▶ _Description of the task_
Locate the string "Εικόνα" in the listing below. Copy every line where it is found.

----

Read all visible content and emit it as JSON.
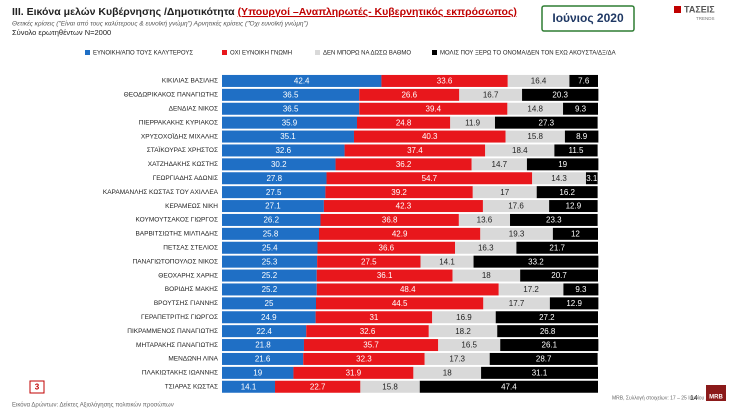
{
  "header": {
    "title": "III. Εικόνα μελών Κυβέρνησης /Δημοτικότητα",
    "title_highlight": "(Υπουργοί –Αναπληρωτές- Κυβερνητικός εκπρόσωπος)",
    "subtitle": "Θετικές κρίσεις (\"Είναι από τους καλύτερους & ευνοϊκή γνώμη\") Αρνητικές κρίσεις (\"Όχι ευνοϊκή γνώμη\")",
    "sample": "Σύνολο ερωτηθέντων N=2000",
    "date": "Ιούνιος 2020",
    "logo": "ΤΑΣΕΙΣ",
    "logo_sub": "TRENDS"
  },
  "footer": {
    "section": "3",
    "caption": "Εικόνα Δρώντων: Δείκτες Αξιολόγησης πολιτικών προσώπων",
    "source": "MRB, Συλλογή στοιχείων: 17 – 25 Ιουνίου 2020",
    "page": "14",
    "brand": "MRB"
  },
  "chart_data": {
    "type": "stacked-bar-horizontal",
    "xlim": [
      0,
      100
    ],
    "categories": [
      "ΚΙΚΙΛΙΑΣ ΒΑΣΙΛΗΣ",
      "ΘΕΟΔΩΡΙΚΑΚΟΣ ΠΑΝΑΓΙΩΤΗΣ",
      "ΔΕΝΔΙΑΣ ΝΙΚΟΣ",
      "ΠΙΕΡΡΑΚΑΚΗΣ ΚΥΡΙΑΚΟΣ",
      "ΧΡΥΣΟΧΟΪΔΗΣ ΜΙΧΑΛΗΣ",
      "ΣΤΑΪΚΟΥΡΑΣ ΧΡΗΣΤΟΣ",
      "ΧΑΤΖΗΔΑΚΗΣ ΚΩΣΤΗΣ",
      "ΓΕΩΡΓΙΑΔΗΣ ΑΔΩΝΙΣ",
      "ΚΑΡΑΜΑΝΛΗΣ ΚΩΣΤΑΣ ΤΟΥ ΑΧΙΛΛΕΑ",
      "ΚΕΡΑΜΕΩΣ ΝΙΚΗ",
      "ΚΟΥΜΟΥΤΣΑΚΟΣ ΓΙΩΡΓΟΣ",
      "ΒΑΡΒΙΤΣΙΩΤΗΣ ΜΙΛΤΙΑΔΗΣ",
      "ΠΕΤΣΑΣ ΣΤΕΛΙΟΣ",
      "ΠΑΝΑΓΙΩΤΟΠΟΥΛΟΣ ΝΙΚΟΣ",
      "ΘΕΟΧΑΡΗΣ ΧΑΡΗΣ",
      "ΒΟΡΙΔΗΣ ΜΑΚΗΣ",
      "ΒΡΟΥΤΣΗΣ ΓΙΑΝΝΗΣ",
      "ΓΕΡΑΠΕΤΡΙΤΗΣ ΓΙΩΡΓΟΣ",
      "ΠΙΚΡΑΜΜΕΝΟΣ ΠΑΝΑΓΙΩΤΗΣ",
      "ΜΗΤΑΡΑΚΗΣ ΠΑΝΑΓΙΩΤΗΣ",
      "ΜΕΝΔΩΝΗ ΛΙΝΑ",
      "ΠΛΑΚΙΩΤΑΚΗΣ ΙΩΑΝΝΗΣ",
      "ΤΣΙΑΡΑΣ ΚΩΣΤΑΣ"
    ],
    "series": [
      {
        "name": "ΕΥΝΟΙΚΗ/ΑΠΟ ΤΟΥΣ ΚΑΛΥΤΕΡΟΥΣ",
        "color": "#1f6fc5",
        "values": [
          42.4,
          36.5,
          36.5,
          35.9,
          35.1,
          32.6,
          30.2,
          27.8,
          27.5,
          27.1,
          26.2,
          25.8,
          25.4,
          25.3,
          25.2,
          25.2,
          25,
          24.9,
          22.4,
          21.8,
          21.6,
          19,
          14.1
        ]
      },
      {
        "name": "ΟΧΙ ΕΥΝΟΙΚΗ ΓΝΩΜΗ",
        "color": "#e8171c",
        "values": [
          33.6,
          26.6,
          39.4,
          24.8,
          40.3,
          37.4,
          36.2,
          54.7,
          39.2,
          42.3,
          36.8,
          42.9,
          36.6,
          27.5,
          36.1,
          48.4,
          44.5,
          31,
          32.6,
          35.7,
          32.3,
          31.9,
          22.7
        ]
      },
      {
        "name": "ΔΕΝ ΜΠΟΡΩ ΝΑ ΔΩΣΩ ΒΑΘΜΟ",
        "color": "#d9d9d9",
        "values": [
          16.4,
          16.7,
          14.8,
          11.9,
          15.8,
          18.4,
          14.7,
          14.3,
          17,
          17.6,
          13.6,
          19.3,
          16.3,
          14.1,
          18,
          17.2,
          17.7,
          16.9,
          18.2,
          16.5,
          17.3,
          18,
          15.8
        ]
      },
      {
        "name": "ΜΟΛΙΣ ΠΟΥ ΞΕΡΩ ΤΟ ΟΝΟΜΑ/ΔΕΝ ΤΟΝ ΕΧΩ ΑΚΟΥΣΤΑ/ΔΞ/ΔΑ",
        "color": "#000000",
        "values": [
          7.6,
          20.3,
          9.3,
          27.3,
          8.9,
          11.5,
          19,
          3.1,
          16.2,
          12.9,
          23.3,
          12,
          21.7,
          33.2,
          20.7,
          9.3,
          12.9,
          27.2,
          26.8,
          26.1,
          28.7,
          31.1,
          47.4
        ]
      }
    ]
  }
}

----

▶ _Worked solution_
    "title": "III. Εικόνα μελών Κυβέρνησης /Δημοτικότητα",
    "caption": "Εικόνα Δρώντων: Δείκτες Αξιολόγησης πολιτικών προσώπων",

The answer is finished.